## Requirement
Rewrite the lines of all the records below as a Markdown table with two columns, Row and Line, numbering each line and leaving out blank lines. Leave the pictures out of the answer.

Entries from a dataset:
____________________
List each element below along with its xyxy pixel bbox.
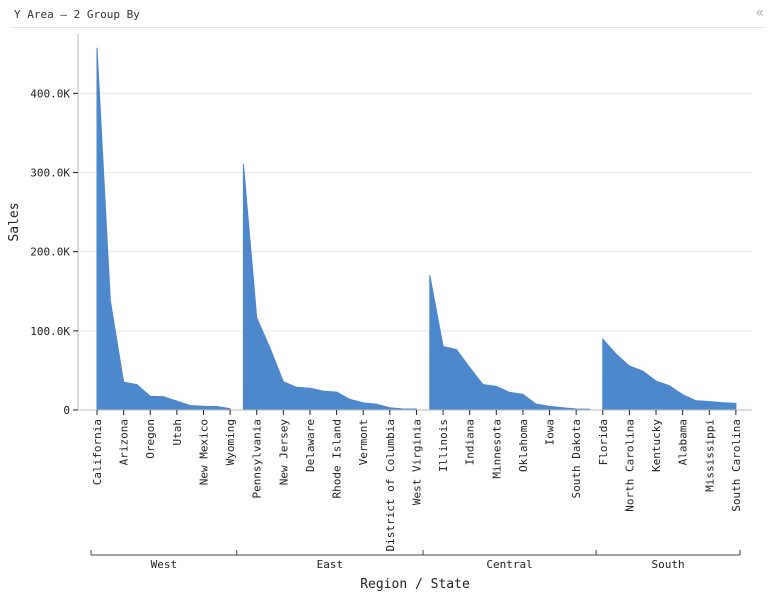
x-tick-label: Vermont: [357, 419, 370, 465]
y-axis-ticks: 0 100.0K 200.0K 300.0K 400.0K: [30, 87, 78, 417]
panel-title: Y Area – 2 Group By: [14, 8, 140, 21]
x-tick-label: West Virginia: [410, 419, 423, 505]
x-tick-label: Mississippi: [703, 419, 716, 492]
x-tick-label: Wyoming: [224, 419, 237, 465]
x-tick-label: California: [91, 419, 104, 485]
x-tick-label: South Carolina: [730, 419, 743, 512]
x-tick-label: Florida: [597, 419, 610, 465]
x-tick-label: Minnesota: [490, 419, 503, 479]
x-tick-label: Kentucky: [650, 419, 663, 472]
x-tick-label: Oregon: [144, 419, 157, 459]
area-west[interactable]: [96, 47, 231, 411]
group-label-west: West: [151, 558, 178, 571]
y-tick-label: 0: [63, 404, 70, 417]
x-tick-label: District of Columbia: [384, 419, 397, 551]
panel-header: Y Area – 2 Group By «: [0, 0, 776, 28]
x-tick-label: South Dakota: [570, 419, 583, 498]
area-south[interactable]: [602, 337, 737, 411]
double-chevron-left-icon[interactable]: «: [755, 5, 764, 21]
grid-lines: [78, 92, 752, 332]
x-tick-label: Iowa: [544, 419, 557, 446]
x-axis-ticks: California Arizona Oregon Utah New Mexico Wyo…: [91, 410, 743, 551]
x-tick-label: Arizona: [118, 419, 131, 465]
group-label-east: East: [317, 558, 344, 571]
x-tick-label: Pennsylvania: [251, 419, 264, 498]
header-divider: [12, 27, 764, 28]
area-series: [96, 47, 737, 411]
x-tick-label: Delaware: [304, 419, 317, 472]
x-tick-label: New Mexico: [198, 419, 211, 485]
x-tick-label: Illinois: [437, 419, 450, 472]
y-tick-label: 300.0K: [30, 167, 70, 180]
group-label-central: Central: [486, 558, 532, 571]
y-tick-label: 200.0K: [30, 246, 70, 259]
area-central[interactable]: [429, 275, 590, 411]
x-tick-label: Indiana: [464, 419, 477, 465]
x-tick-label: Utah: [171, 419, 184, 446]
area-east[interactable]: [242, 163, 417, 411]
y-axis-title: Sales: [7, 202, 22, 241]
axes: [77, 34, 752, 411]
x-tick-label: Oklahoma: [517, 419, 530, 472]
x-tick-label: North Carolina: [623, 419, 636, 512]
x-axis-title: Region / State: [360, 577, 470, 592]
y-tick-label: 400.0K: [30, 87, 70, 100]
x-tick-label: Alabama: [677, 419, 690, 465]
y-tick-label: 100.0K: [30, 325, 70, 338]
group-axis: West East Central South: [90, 550, 741, 571]
x-tick-label: Rhode Island: [331, 419, 344, 498]
x-tick-label: New Jersey: [277, 419, 290, 486]
group-label-south: South: [652, 558, 685, 571]
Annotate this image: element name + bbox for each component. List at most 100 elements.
____________________
## Answer for this exercise
| Row | Line |
|---|---|
| 1 | List each element below along with its xyxy pixel bbox. |
| 2 | x-tick-label: Vermont: [357, 419, 370, 465] |
| 3 | y-axis-ticks: 0 100.0K 200.0K 300.0K 400.0K: [30, 87, 78, 417] |
| 4 | panel-title: Y Area – 2 Group By: [14, 8, 140, 21] |
| 5 | x-tick-label: West Virginia: [410, 419, 423, 505] |
| 6 | x-tick-label: Mississippi: [703, 419, 716, 492] |
| 7 | x-tick-label: Wyoming: [224, 419, 237, 465] |
| 8 | x-tick-label: California: [91, 419, 104, 485] |
| 9 | x-tick-label: South Carolina: [730, 419, 743, 512] |
| 10 | x-tick-label: Florida: [597, 419, 610, 465] |
| 11 | x-tick-label: Minnesota: [490, 419, 503, 479] |
| 12 | x-tick-label: Kentucky: [650, 419, 663, 472] |
| 13 | x-tick-label: Oregon: [144, 419, 157, 459] |
| 14 | area-west[interactable]: [96, 47, 231, 411] |
| 15 | group-label-west: West: [151, 558, 178, 571] |
| 16 | y-tick-label: 0: [63, 404, 70, 417] |
| 17 | x-tick-label: District of Columbia: [384, 419, 397, 551] |
| 18 | panel-header: Y Area – 2 Group By «: [0, 0, 776, 28] |
| 19 | x-tick-label: South Dakota: [570, 419, 583, 498] |
| 20 | area-south[interactable]: [602, 337, 737, 411] |
| 21 | double-chevron-left-icon[interactable]: «: [755, 5, 764, 21] |
| 22 | grid-lines: [78, 92, 752, 332] |
| 23 | x-tick-label: Iowa: [544, 419, 557, 446] |
| 24 | x-axis-ticks: California Arizona Oregon Utah New Mexico Wyo…: [91, 410, 743, 551] |
| 25 | x-tick-label: Arizona: [118, 419, 131, 465] |
| 26 | group-label-east: East: [317, 558, 344, 571] |
| 27 | x-tick-label: Pennsylvania: [251, 419, 264, 498] |
| 28 | header-divider: [12, 27, 764, 28] |
| 29 | area-series: [96, 47, 737, 411] |
| 30 | x-tick-label: Delaware: [304, 419, 317, 472] |
| 31 | x-tick-label: New Mexico: [198, 419, 211, 485] |
| 32 | x-tick-label: Illinois: [437, 419, 450, 472] |
| 33 | y-tick-label: 300.0K: [30, 167, 70, 180] |
| 34 | group-label-central: Central: [486, 558, 532, 571] |
| 35 | y-tick-label: 200.0K: [30, 246, 70, 259] |
| 36 | area-central[interactable]: [429, 275, 590, 411] |
| 37 | x-tick-label: Indiana: [464, 419, 477, 465] |
| 38 | x-tick-label: Utah: [171, 419, 184, 446] |
| 39 | area-east[interactable]: [242, 163, 417, 411] |
| 40 | y-axis-title: Sales: [7, 202, 22, 241] |
| 41 | axes: [77, 34, 752, 411] |
| 42 | x-tick-label: Oklahoma: [517, 419, 530, 472] |
| 43 | x-tick-label: North Carolina: [623, 419, 636, 512] |
| 44 | x-axis-title: Region / State: [360, 577, 470, 592] |
| 45 | y-tick-label: 400.0K: [30, 87, 70, 100] |
| 46 | x-tick-label: Alabama: [677, 419, 690, 465] |
| 47 | y-tick-label: 100.0K: [30, 325, 70, 338] |
| 48 | group-axis: West East Central South: [90, 550, 741, 571] |
| 49 | x-tick-label: Rhode Island: [331, 419, 344, 498] |
| 50 | x-tick-label: New Jersey: [277, 419, 290, 486] |
| 51 | group-label-south: South: [652, 558, 685, 571] |
| 52 | Annotate this image: element name + bbox for each component. List at most 100 elements. |